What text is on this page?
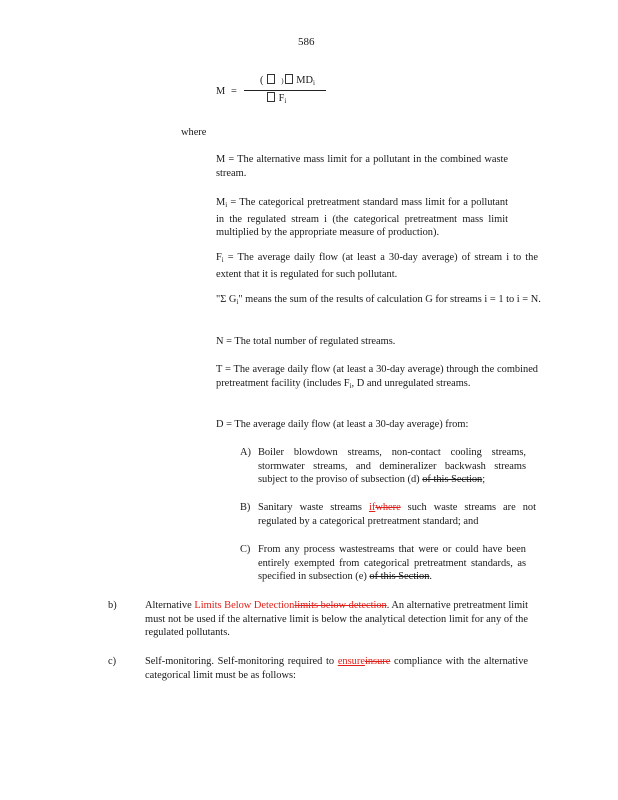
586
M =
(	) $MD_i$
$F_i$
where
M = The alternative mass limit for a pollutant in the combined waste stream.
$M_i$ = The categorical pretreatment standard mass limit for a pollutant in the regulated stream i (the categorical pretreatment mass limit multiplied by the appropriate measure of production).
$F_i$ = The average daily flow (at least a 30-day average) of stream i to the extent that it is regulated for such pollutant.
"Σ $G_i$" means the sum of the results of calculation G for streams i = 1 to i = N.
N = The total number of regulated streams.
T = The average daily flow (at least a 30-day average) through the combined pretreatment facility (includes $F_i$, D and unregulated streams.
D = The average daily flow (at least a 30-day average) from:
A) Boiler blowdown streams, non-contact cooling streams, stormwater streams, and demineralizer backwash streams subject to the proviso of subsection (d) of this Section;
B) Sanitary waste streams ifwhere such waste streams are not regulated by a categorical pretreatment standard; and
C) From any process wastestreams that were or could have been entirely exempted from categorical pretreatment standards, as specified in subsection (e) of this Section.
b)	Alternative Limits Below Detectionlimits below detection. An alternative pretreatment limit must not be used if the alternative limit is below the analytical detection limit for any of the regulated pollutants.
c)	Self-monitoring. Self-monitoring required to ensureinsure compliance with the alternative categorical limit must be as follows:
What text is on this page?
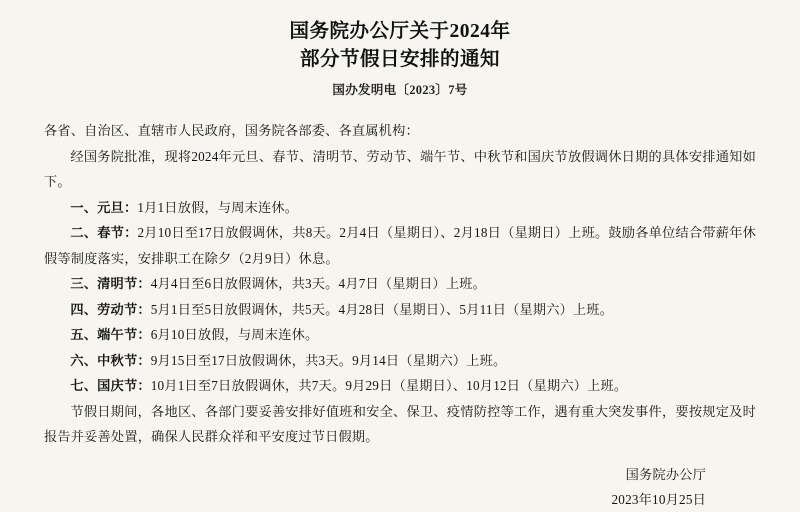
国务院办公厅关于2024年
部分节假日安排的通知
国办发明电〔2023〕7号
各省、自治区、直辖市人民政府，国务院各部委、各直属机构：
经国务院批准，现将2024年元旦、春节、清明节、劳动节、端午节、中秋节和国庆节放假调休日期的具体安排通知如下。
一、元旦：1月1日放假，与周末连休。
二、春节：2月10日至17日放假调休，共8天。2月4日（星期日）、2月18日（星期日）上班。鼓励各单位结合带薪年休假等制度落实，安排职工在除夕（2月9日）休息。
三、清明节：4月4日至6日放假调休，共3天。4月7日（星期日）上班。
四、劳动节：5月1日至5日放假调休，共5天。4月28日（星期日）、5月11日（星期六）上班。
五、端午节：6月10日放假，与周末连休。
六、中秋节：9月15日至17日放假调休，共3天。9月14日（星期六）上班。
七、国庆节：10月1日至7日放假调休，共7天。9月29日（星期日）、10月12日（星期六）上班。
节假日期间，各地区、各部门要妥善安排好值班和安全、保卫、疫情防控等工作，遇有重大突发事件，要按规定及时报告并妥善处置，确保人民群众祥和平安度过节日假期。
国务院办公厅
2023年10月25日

* * *

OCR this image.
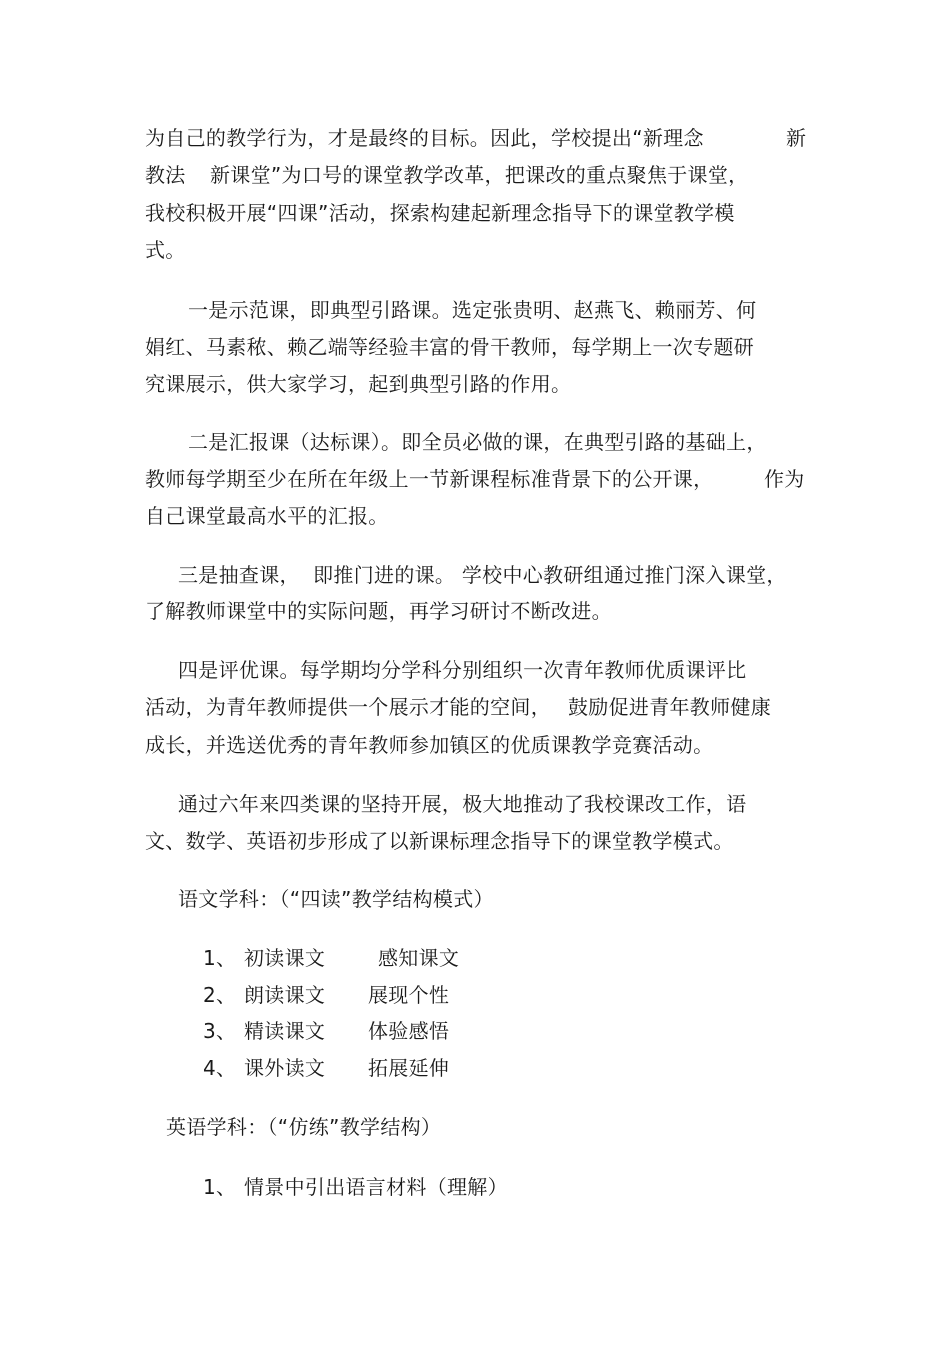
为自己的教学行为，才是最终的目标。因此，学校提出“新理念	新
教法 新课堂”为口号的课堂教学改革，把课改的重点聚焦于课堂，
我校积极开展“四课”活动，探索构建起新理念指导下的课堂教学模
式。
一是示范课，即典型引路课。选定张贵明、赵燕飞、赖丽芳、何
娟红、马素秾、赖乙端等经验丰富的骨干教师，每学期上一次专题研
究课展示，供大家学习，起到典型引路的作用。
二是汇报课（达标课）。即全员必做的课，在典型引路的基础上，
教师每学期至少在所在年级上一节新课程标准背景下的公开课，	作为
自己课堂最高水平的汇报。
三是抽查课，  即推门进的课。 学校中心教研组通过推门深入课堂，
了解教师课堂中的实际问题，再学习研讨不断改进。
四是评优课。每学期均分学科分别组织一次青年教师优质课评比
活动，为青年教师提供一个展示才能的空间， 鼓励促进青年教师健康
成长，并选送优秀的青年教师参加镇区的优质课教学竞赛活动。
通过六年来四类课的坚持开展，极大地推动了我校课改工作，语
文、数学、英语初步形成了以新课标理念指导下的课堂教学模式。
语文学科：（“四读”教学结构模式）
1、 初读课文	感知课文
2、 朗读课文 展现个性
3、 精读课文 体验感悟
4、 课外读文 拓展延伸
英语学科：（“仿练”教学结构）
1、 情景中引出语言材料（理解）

__Your task__
Find and copy every line in the entries above where the string "that" occurs.

__Expected output__
$F_i$ = The average daily flow (at least a 30-day average) of stream i to the extent that it is regulated for such pollutant.
C) From any process wastestreams that were or could have been entirely exempted from categorical pretreatment standards, as specified in subsection (e) of this Section.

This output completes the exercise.